Problem -
Your answer should be a single number: the count of lines that include the word "color".

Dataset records
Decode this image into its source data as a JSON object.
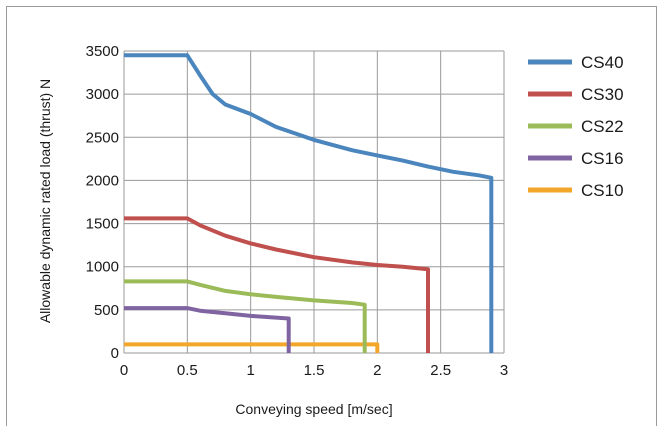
{
  "chart_data": {
    "type": "line",
    "xlabel": "Conveying speed [m/sec]",
    "ylabel": "Allowable dynamic rated load (thrust) N",
    "xlim": [
      0,
      3
    ],
    "ylim": [
      0,
      3500
    ],
    "xticks": [
      0,
      0.5,
      1,
      1.5,
      2,
      2.5,
      3
    ],
    "xtick_labels": [
      "0",
      "0.5",
      "1",
      "1.5",
      "2",
      "2.5",
      "3"
    ],
    "yticks": [
      0,
      500,
      1000,
      1500,
      2000,
      2500,
      3000,
      3500
    ],
    "ytick_labels": [
      "0",
      "500",
      "1000",
      "1500",
      "2000",
      "2500",
      "3000",
      "3500"
    ],
    "grid": true,
    "legend_position": "right",
    "series": [
      {
        "name": "CS40",
        "color": "#4a86bd",
        "x": [
          0,
          0.5,
          0.6,
          0.7,
          0.8,
          1.0,
          1.2,
          1.5,
          1.8,
          2.0,
          2.2,
          2.4,
          2.6,
          2.8,
          2.9,
          2.9
        ],
        "y": [
          3450,
          3450,
          3220,
          3000,
          2880,
          2770,
          2620,
          2470,
          2350,
          2290,
          2230,
          2160,
          2100,
          2060,
          2030,
          0
        ]
      },
      {
        "name": "CS30",
        "color": "#c0504d",
        "x": [
          0,
          0.5,
          0.6,
          0.8,
          1.0,
          1.2,
          1.5,
          1.8,
          2.0,
          2.2,
          2.4,
          2.4
        ],
        "y": [
          1560,
          1560,
          1480,
          1360,
          1270,
          1200,
          1110,
          1050,
          1020,
          1000,
          970,
          0
        ]
      },
      {
        "name": "CS22",
        "color": "#9bbb59",
        "x": [
          0,
          0.5,
          0.6,
          0.8,
          1.0,
          1.2,
          1.5,
          1.8,
          1.9,
          1.9
        ],
        "y": [
          830,
          830,
          790,
          720,
          680,
          650,
          610,
          580,
          560,
          0
        ]
      },
      {
        "name": "CS16",
        "color": "#8064a2",
        "x": [
          0,
          0.5,
          0.6,
          0.8,
          1.0,
          1.2,
          1.3,
          1.3
        ],
        "y": [
          520,
          520,
          490,
          460,
          430,
          410,
          400,
          0
        ]
      },
      {
        "name": "CS10",
        "color": "#f2a72a",
        "x": [
          0,
          2.0,
          2.0
        ],
        "y": [
          100,
          100,
          0
        ]
      }
    ]
  }
}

Solved exercise -
5